• _Task directions_
Pull out every line of the listing below where "this" appears.

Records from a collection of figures
■ ■ ■

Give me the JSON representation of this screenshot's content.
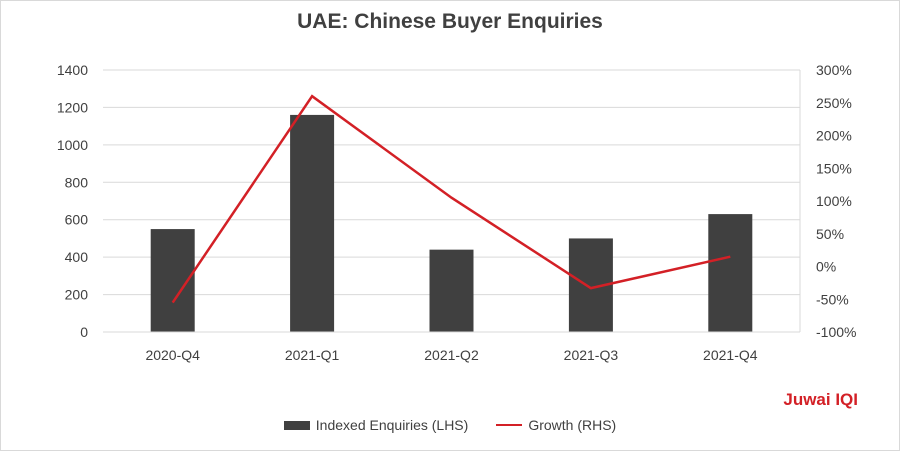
{
  "chart_data": {
    "type": "bar",
    "title": "UAE: Chinese Buyer Enquiries",
    "categories": [
      "2020-Q4",
      "2021-Q1",
      "2021-Q2",
      "2021-Q3",
      "2021-Q4"
    ],
    "series": [
      {
        "name": "Indexed Enquiries (LHS)",
        "type": "bar",
        "axis": "left",
        "values": [
          550,
          1160,
          440,
          500,
          630
        ]
      },
      {
        "name": "Growth (RHS)",
        "type": "line",
        "axis": "right",
        "values": [
          -0.55,
          2.6,
          1.05,
          -0.33,
          0.15
        ]
      }
    ],
    "left_axis": {
      "min": 0,
      "max": 1400,
      "ticks": [
        "0",
        "200",
        "400",
        "600",
        "800",
        "1000",
        "1200",
        "1400"
      ]
    },
    "right_axis": {
      "min": -1,
      "max": 3,
      "ticks": [
        "-100%",
        "-50%",
        "0%",
        "50%",
        "100%",
        "150%",
        "200%",
        "250%",
        "300%"
      ]
    },
    "grid": "horizontal",
    "legend_position": "bottom",
    "colors": {
      "bar": "#404040",
      "line": "#d32026",
      "grid": "#d9d9d9",
      "text": "#404040"
    }
  },
  "brand": "Juwai IQI"
}
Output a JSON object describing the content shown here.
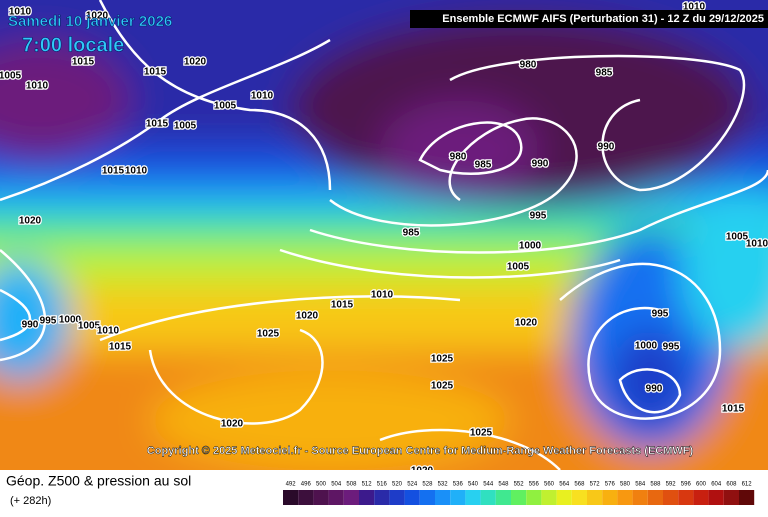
{
  "header": {
    "date": "Samedi 10 janvier 2026",
    "time": "7:00 locale",
    "model": "Ensemble ECMWF AIFS  (Perturbation 31)  -  12 Z du 29/12/2025"
  },
  "copyright": "Copyright © 2025 Meteociel.fr - Source European Centre for Medium-Range Weather Forecasts (ECMWF)",
  "isobar_labels": [
    "1010",
    "1020",
    "1015",
    "1015",
    "1020",
    "1005",
    "1010",
    "1010",
    "1005",
    "1015",
    "1005",
    "1015",
    "1010",
    "980",
    "985",
    "1010",
    "980",
    "985",
    "990",
    "990",
    "995",
    "985",
    "1000",
    "1005",
    "1005",
    "1010",
    "1020",
    "990",
    "995",
    "1000",
    "1005",
    "1010",
    "1015",
    "1015",
    "1010",
    "1020",
    "1025",
    "1020",
    "995",
    "1000",
    "995",
    "1025",
    "1025",
    "990",
    "1015",
    "1020",
    "1025",
    "1020"
  ],
  "footer": {
    "title": "Géop. Z500 & pression au sol",
    "subtitle": "(+ 282h)"
  },
  "legend": {
    "labels": [
      "492",
      "496",
      "500",
      "504",
      "508",
      "512",
      "516",
      "520",
      "524",
      "528",
      "532",
      "536",
      "540",
      "544",
      "548",
      "552",
      "556",
      "560",
      "564",
      "568",
      "572",
      "576",
      "580",
      "584",
      "588",
      "592",
      "596",
      "600",
      "604",
      "608",
      "612"
    ],
    "colors": [
      "#2a0a2a",
      "#3c0f3c",
      "#4e124e",
      "#5e1664",
      "#6c1c7c",
      "#3c1a8c",
      "#2a2aa8",
      "#1e3cc8",
      "#1450e0",
      "#1470f0",
      "#1a90f8",
      "#20b0f8",
      "#28d0f0",
      "#30e0c0",
      "#40e890",
      "#60f060",
      "#90f040",
      "#c0f030",
      "#e8f020",
      "#f8e020",
      "#f8c818",
      "#f8b010",
      "#f89810",
      "#f08010",
      "#e86810",
      "#e05010",
      "#d83810",
      "#c82010",
      "#b01010",
      "#901010",
      "#600808"
    ]
  }
}
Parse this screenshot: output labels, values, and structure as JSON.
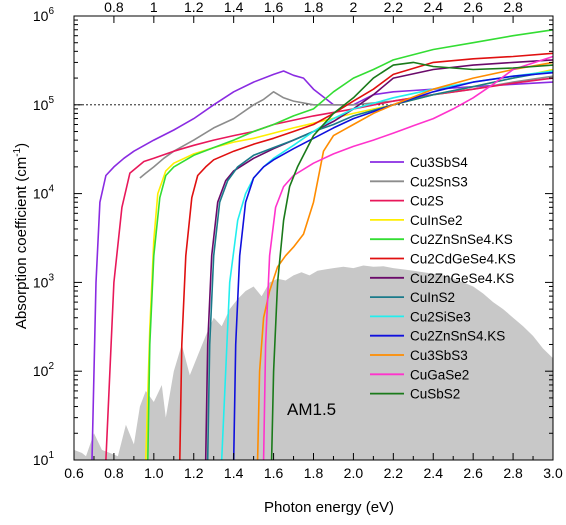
{
  "chart_data": {
    "type": "line",
    "title": "",
    "xlabel": "Photon energy (eV)",
    "ylabel_main": "Absorption coefficient (cm",
    "ylabel_sup": "-1",
    "ylabel_close": ")",
    "xlim": [
      0.6,
      3.0
    ],
    "ylim": [
      10,
      1000000
    ],
    "yscale": "log",
    "bottom_ticks": [
      "0.6",
      "0.8",
      "1.0",
      "1.2",
      "1.4",
      "1.6",
      "1.8",
      "2.0",
      "2.2",
      "2.4",
      "2.6",
      "2.8",
      "3.0"
    ],
    "top_ticks": [
      "0.8",
      "1",
      "1.2",
      "1.4",
      "1.6",
      "1.8",
      "2",
      "2.2",
      "2.4",
      "2.6",
      "2.8"
    ],
    "y_ticks": [
      {
        "base": "10",
        "exp": "1",
        "value": 10
      },
      {
        "base": "10",
        "exp": "2",
        "value": 100
      },
      {
        "base": "10",
        "exp": "3",
        "value": 1000
      },
      {
        "base": "10",
        "exp": "4",
        "value": 10000
      },
      {
        "base": "10",
        "exp": "5",
        "value": 100000
      },
      {
        "base": "10",
        "exp": "6",
        "value": 1000000
      }
    ],
    "reference_line": {
      "y": 100000,
      "style": "dotted"
    },
    "annotation": "AM1.5",
    "spectrum": {
      "color": "#c8c8c8",
      "x": [
        0.6,
        0.64,
        0.66,
        0.7,
        0.74,
        0.78,
        0.82,
        0.86,
        0.9,
        0.93,
        0.96,
        1.0,
        1.04,
        1.06,
        1.1,
        1.14,
        1.18,
        1.22,
        1.26,
        1.3,
        1.34,
        1.38,
        1.42,
        1.46,
        1.5,
        1.54,
        1.58,
        1.62,
        1.66,
        1.7,
        1.74,
        1.78,
        1.82,
        1.86,
        1.9,
        1.95,
        2.0,
        2.05,
        2.1,
        2.15,
        2.2,
        2.25,
        2.3,
        2.35,
        2.4,
        2.45,
        2.5,
        2.55,
        2.6,
        2.65,
        2.7,
        2.75,
        2.8,
        2.85,
        2.9,
        2.95,
        3.0
      ],
      "y": [
        13,
        12,
        11,
        20,
        13,
        12,
        11,
        25,
        15,
        40,
        60,
        45,
        70,
        30,
        100,
        200,
        90,
        150,
        250,
        400,
        320,
        500,
        650,
        800,
        900,
        700,
        1000,
        1100,
        1050,
        1200,
        1300,
        1200,
        1350,
        1400,
        1450,
        1500,
        1450,
        1550,
        1500,
        1520,
        1450,
        1400,
        1350,
        1300,
        1250,
        1200,
        1100,
        1000,
        900,
        750,
        600,
        500,
        400,
        320,
        250,
        180,
        140
      ]
    },
    "series": [
      {
        "name": "Cu3SbS4",
        "color": "#8a2be2",
        "x": [
          0.69,
          0.71,
          0.73,
          0.76,
          0.8,
          0.85,
          0.9,
          1.0,
          1.1,
          1.2,
          1.3,
          1.4,
          1.5,
          1.6,
          1.65,
          1.7,
          1.75,
          1.8,
          1.9,
          2.0,
          2.1,
          2.2,
          2.3,
          2.4,
          2.5,
          2.6,
          2.7,
          2.8,
          2.9,
          3.0
        ],
        "y": [
          10,
          1000,
          8000,
          16000,
          20000,
          25000,
          30000,
          40000,
          52000,
          70000,
          100000,
          140000,
          180000,
          220000,
          240000,
          215000,
          200000,
          150000,
          100000,
          100000,
          130000,
          140000,
          145000,
          150000,
          155000,
          160000,
          165000,
          170000,
          175000,
          180000
        ]
      },
      {
        "name": "Cu2SnS3",
        "color": "#8c8c8c",
        "x": [
          0.93,
          0.96,
          1.0,
          1.05,
          1.1,
          1.2,
          1.3,
          1.4,
          1.5,
          1.55,
          1.6,
          1.65,
          1.7,
          1.8,
          1.9,
          2.0,
          2.2,
          2.4,
          2.6,
          2.8,
          3.0
        ],
        "y": [
          15000,
          17000,
          20000,
          25000,
          30000,
          40000,
          55000,
          70000,
          100000,
          115000,
          140000,
          120000,
          110000,
          100000,
          100000,
          100000,
          110000,
          130000,
          150000,
          180000,
          210000
        ]
      },
      {
        "name": "Cu2S",
        "color": "#e8185a",
        "x": [
          0.76,
          0.78,
          0.8,
          0.84,
          0.88,
          0.95,
          1.0,
          1.1,
          1.2,
          1.3,
          1.4,
          1.5,
          1.6,
          1.8,
          2.0,
          2.2,
          2.4,
          2.6,
          2.8,
          3.0
        ],
        "y": [
          10,
          100,
          1000,
          7000,
          17000,
          23000,
          25000,
          30000,
          35000,
          40000,
          45000,
          50000,
          60000,
          75000,
          90000,
          110000,
          130000,
          150000,
          175000,
          200000
        ]
      },
      {
        "name": "CuInSe2",
        "color": "#ffee00",
        "x": [
          0.96,
          0.98,
          1.0,
          1.02,
          1.06,
          1.1,
          1.2,
          1.3,
          1.4,
          1.5,
          1.6,
          1.7,
          1.8,
          2.0,
          2.2,
          2.4,
          2.6,
          2.8,
          3.0
        ],
        "y": [
          10,
          300,
          3000,
          10000,
          18000,
          22000,
          28000,
          33000,
          38000,
          42000,
          48000,
          55000,
          62000,
          80000,
          100000,
          130000,
          160000,
          200000,
          250000
        ]
      },
      {
        "name": "Cu2ZnSnSe4.KS",
        "color": "#33dd33",
        "x": [
          0.97,
          0.98,
          1.0,
          1.03,
          1.06,
          1.1,
          1.2,
          1.3,
          1.4,
          1.5,
          1.6,
          1.7,
          1.8,
          1.9,
          2.0,
          2.1,
          2.2,
          2.4,
          2.6,
          2.8,
          3.0
        ],
        "y": [
          10,
          200,
          2000,
          9000,
          16000,
          20000,
          27000,
          33000,
          40000,
          50000,
          60000,
          75000,
          90000,
          140000,
          200000,
          250000,
          320000,
          420000,
          500000,
          600000,
          700000
        ]
      },
      {
        "name": "Cu2CdGeSe4.KS",
        "color": "#e01010",
        "x": [
          1.13,
          1.14,
          1.16,
          1.19,
          1.22,
          1.26,
          1.3,
          1.4,
          1.5,
          1.6,
          1.7,
          1.8,
          1.9,
          2.0,
          2.1,
          2.2,
          2.4,
          2.6,
          2.8,
          3.0
        ],
        "y": [
          10,
          200,
          2000,
          9000,
          16000,
          20000,
          24000,
          30000,
          36000,
          42000,
          50000,
          60000,
          80000,
          110000,
          150000,
          220000,
          300000,
          330000,
          350000,
          380000
        ]
      },
      {
        "name": "Cu2ZnGeSe4.KS",
        "color": "#6a0a6a",
        "x": [
          1.26,
          1.27,
          1.29,
          1.32,
          1.36,
          1.4,
          1.5,
          1.6,
          1.7,
          1.8,
          1.9,
          2.0,
          2.1,
          2.2,
          2.4,
          2.6,
          2.8,
          3.0
        ],
        "y": [
          10,
          200,
          2000,
          8000,
          14000,
          18000,
          25000,
          32000,
          40000,
          50000,
          65000,
          90000,
          130000,
          200000,
          250000,
          280000,
          300000,
          320000
        ]
      },
      {
        "name": "CuInS2",
        "color": "#1a7a8a",
        "x": [
          1.27,
          1.28,
          1.3,
          1.33,
          1.37,
          1.42,
          1.5,
          1.6,
          1.7,
          1.8,
          1.9,
          2.0,
          2.2,
          2.4,
          2.6,
          2.8,
          3.0
        ],
        "y": [
          10,
          200,
          2000,
          8000,
          14000,
          20000,
          27000,
          33000,
          40000,
          50000,
          60000,
          75000,
          100000,
          130000,
          160000,
          200000,
          240000
        ]
      },
      {
        "name": "Cu2SiSe3",
        "color": "#22eeee",
        "x": [
          1.34,
          1.36,
          1.38,
          1.42,
          1.46,
          1.5,
          1.55,
          1.6,
          1.7,
          1.8,
          1.9,
          2.0,
          2.2,
          2.4,
          2.6,
          2.8,
          3.0
        ],
        "y": [
          10,
          100,
          1000,
          5000,
          10000,
          15000,
          20000,
          25000,
          35000,
          50000,
          70000,
          90000,
          120000,
          150000,
          180000,
          210000,
          240000
        ]
      },
      {
        "name": "Cu2ZnSnS4.KS",
        "color": "#1010dd",
        "x": [
          1.4,
          1.41,
          1.43,
          1.46,
          1.5,
          1.55,
          1.6,
          1.7,
          1.8,
          1.9,
          2.0,
          2.2,
          2.4,
          2.6,
          2.8,
          3.0
        ],
        "y": [
          10,
          200,
          2000,
          8000,
          15000,
          20000,
          24000,
          32000,
          42000,
          55000,
          70000,
          100000,
          140000,
          180000,
          210000,
          230000
        ]
      },
      {
        "name": "Cu3SbS3",
        "color": "#ff8c00",
        "x": [
          1.52,
          1.53,
          1.55,
          1.58,
          1.62,
          1.66,
          1.7,
          1.75,
          1.8,
          1.85,
          1.9,
          2.0,
          2.1,
          2.2,
          2.4,
          2.6,
          2.8,
          3.0
        ],
        "y": [
          10,
          100,
          400,
          800,
          1500,
          2000,
          2500,
          3500,
          8000,
          30000,
          45000,
          60000,
          80000,
          100000,
          150000,
          200000,
          250000,
          300000
        ]
      },
      {
        "name": "CuGaSe2",
        "color": "#ff33cc",
        "x": [
          1.55,
          1.56,
          1.58,
          1.61,
          1.65,
          1.7,
          1.8,
          1.9,
          2.0,
          2.1,
          2.2,
          2.3,
          2.4,
          2.5,
          2.6,
          2.7,
          2.8,
          3.0
        ],
        "y": [
          10,
          200,
          2000,
          7000,
          12000,
          16000,
          22000,
          28000,
          34000,
          40000,
          48000,
          58000,
          70000,
          90000,
          120000,
          170000,
          250000,
          350000
        ]
      },
      {
        "name": "CuSbS2",
        "color": "#1a7a1a",
        "x": [
          1.59,
          1.6,
          1.62,
          1.65,
          1.68,
          1.72,
          1.76,
          1.8,
          1.9,
          2.0,
          2.1,
          2.2,
          2.3,
          2.4,
          2.6,
          2.8,
          3.0
        ],
        "y": [
          10,
          100,
          1000,
          5000,
          12000,
          20000,
          30000,
          45000,
          80000,
          120000,
          200000,
          280000,
          300000,
          270000,
          250000,
          260000,
          280000
        ]
      }
    ]
  }
}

■ ■ ■

• _Task solution_
Give me the JSON representation of this screenshot's content.
Parse this screenshot: output labels, values, and structure as JSON.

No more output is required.